*Source excerpt*.
Amendment No. 10 is out of order.

Chairman, I want to discuss that with you.

The amendment cannot be moved and, consequently, you cannot discuss an amendment which is not before the committee.

I appreciate that, Chairman, but it has been adjudged out of order because it involves a potential charge on the Revenue. In the new section 7 (6) of amendment No. 10, I included deliberately the words "if any" after the words "remuneration" and "allowances" on the basis that the advice available to me was that this would get over the difficulty of the amendment putting a potential charge on the Revenue. If there is a charge, I suggest it is surely incidental. Perhaps I can re-enter a similar amendment on Report Stage.

I hope the Minister supports the thrust of what I was trying to achieve in the amendment. I do not accept that what the VHI has proposed is transparent or independent of the VHI. It is trying to act as judge and jury in its own cause. It is important that there be a complaints commission or user's commission, which is not only independent but is seen to be independent, to which people could apply when they feel their cases are not being heard by the VHI.

*Items*.
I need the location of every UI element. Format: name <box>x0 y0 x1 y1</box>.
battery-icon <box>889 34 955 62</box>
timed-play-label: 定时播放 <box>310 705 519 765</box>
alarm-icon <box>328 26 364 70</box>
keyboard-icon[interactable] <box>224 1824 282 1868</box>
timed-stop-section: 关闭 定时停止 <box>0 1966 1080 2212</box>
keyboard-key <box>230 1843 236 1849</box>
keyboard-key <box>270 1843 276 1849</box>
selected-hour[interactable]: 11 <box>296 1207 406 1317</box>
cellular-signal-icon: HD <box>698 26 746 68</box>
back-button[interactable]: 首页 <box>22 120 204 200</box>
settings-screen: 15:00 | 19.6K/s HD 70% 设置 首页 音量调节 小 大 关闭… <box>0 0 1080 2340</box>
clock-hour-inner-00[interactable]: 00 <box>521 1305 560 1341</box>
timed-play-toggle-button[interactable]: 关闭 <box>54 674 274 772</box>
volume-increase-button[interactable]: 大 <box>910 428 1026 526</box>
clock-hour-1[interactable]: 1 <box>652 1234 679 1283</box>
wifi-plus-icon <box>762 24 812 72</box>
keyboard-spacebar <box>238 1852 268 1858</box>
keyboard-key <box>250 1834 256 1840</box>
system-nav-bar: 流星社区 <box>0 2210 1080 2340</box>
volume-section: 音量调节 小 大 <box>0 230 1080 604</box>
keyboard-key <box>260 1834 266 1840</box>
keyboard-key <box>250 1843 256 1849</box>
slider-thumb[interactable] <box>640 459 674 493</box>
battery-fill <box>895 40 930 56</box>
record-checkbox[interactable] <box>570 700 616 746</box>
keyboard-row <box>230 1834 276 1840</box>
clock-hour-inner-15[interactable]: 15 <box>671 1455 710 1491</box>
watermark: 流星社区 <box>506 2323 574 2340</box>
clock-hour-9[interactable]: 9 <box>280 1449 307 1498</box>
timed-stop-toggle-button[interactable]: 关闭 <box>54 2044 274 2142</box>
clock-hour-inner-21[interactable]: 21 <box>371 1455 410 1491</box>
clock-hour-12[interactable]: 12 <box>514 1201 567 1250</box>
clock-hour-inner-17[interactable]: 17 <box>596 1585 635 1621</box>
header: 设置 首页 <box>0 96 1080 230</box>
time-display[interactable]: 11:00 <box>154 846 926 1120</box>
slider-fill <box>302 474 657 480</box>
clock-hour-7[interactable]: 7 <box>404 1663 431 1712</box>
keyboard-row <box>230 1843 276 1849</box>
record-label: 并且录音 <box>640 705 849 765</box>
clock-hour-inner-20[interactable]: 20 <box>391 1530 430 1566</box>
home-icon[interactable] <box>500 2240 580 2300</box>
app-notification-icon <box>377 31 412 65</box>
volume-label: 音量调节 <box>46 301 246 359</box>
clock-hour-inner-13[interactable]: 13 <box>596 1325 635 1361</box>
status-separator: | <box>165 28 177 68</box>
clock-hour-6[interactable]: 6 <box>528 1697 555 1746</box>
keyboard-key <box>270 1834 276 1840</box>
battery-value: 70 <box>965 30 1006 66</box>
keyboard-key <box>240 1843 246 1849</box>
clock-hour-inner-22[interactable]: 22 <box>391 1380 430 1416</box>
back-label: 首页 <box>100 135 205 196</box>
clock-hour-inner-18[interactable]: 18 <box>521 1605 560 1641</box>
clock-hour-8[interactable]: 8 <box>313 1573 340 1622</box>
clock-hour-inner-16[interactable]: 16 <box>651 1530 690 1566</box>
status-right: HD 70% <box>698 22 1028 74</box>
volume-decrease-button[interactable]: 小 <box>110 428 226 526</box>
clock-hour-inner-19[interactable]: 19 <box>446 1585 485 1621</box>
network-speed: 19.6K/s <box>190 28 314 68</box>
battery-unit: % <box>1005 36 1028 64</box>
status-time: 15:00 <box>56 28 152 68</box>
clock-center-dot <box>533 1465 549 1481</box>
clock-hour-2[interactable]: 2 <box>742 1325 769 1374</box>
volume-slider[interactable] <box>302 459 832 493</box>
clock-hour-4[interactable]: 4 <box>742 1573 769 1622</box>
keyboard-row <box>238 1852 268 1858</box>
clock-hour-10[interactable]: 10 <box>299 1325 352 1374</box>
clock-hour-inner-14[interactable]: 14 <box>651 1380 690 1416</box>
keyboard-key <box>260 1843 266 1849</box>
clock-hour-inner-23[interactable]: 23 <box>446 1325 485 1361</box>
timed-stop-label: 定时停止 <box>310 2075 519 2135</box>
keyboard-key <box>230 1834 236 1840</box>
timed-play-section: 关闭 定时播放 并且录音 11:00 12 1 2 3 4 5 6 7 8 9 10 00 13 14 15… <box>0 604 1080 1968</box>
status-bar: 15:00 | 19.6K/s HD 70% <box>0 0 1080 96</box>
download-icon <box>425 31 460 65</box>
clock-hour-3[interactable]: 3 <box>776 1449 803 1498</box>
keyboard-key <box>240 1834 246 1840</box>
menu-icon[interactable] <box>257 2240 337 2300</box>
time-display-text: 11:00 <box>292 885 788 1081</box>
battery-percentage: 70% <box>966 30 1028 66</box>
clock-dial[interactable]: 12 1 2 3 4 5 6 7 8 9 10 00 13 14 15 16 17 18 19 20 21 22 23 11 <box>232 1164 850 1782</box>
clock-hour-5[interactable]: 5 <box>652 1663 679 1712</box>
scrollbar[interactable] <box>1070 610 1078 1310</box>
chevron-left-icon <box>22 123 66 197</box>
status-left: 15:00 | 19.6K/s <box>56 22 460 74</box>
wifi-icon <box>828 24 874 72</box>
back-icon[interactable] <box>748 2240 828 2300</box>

*Aim of the task*.
Please write out the stretch of the committee debate from "Chairman, I want" through "on Report Stage.", replacing "Revenue" with "Exchequer".

*Answer for this exercise*.
Chairman, I want to discuss that with you.

The amendment cannot be moved and, consequently, you cannot discuss an amendment which is not before the committee.

I appreciate that, Chairman, but it has been adjudged out of order because it involves a potential charge on the Exchequer. In the new section 7 (6) of amendment No. 10, I included deliberately the words "if any" after the words "remuneration" and "allowances" on the basis that the advice available to me was that this would get over the difficulty of the amendment putting a potential charge on the Exchequer. If there is a charge, I suggest it is surely incidental. Perhaps I can re-enter a similar amendment on Report Stage.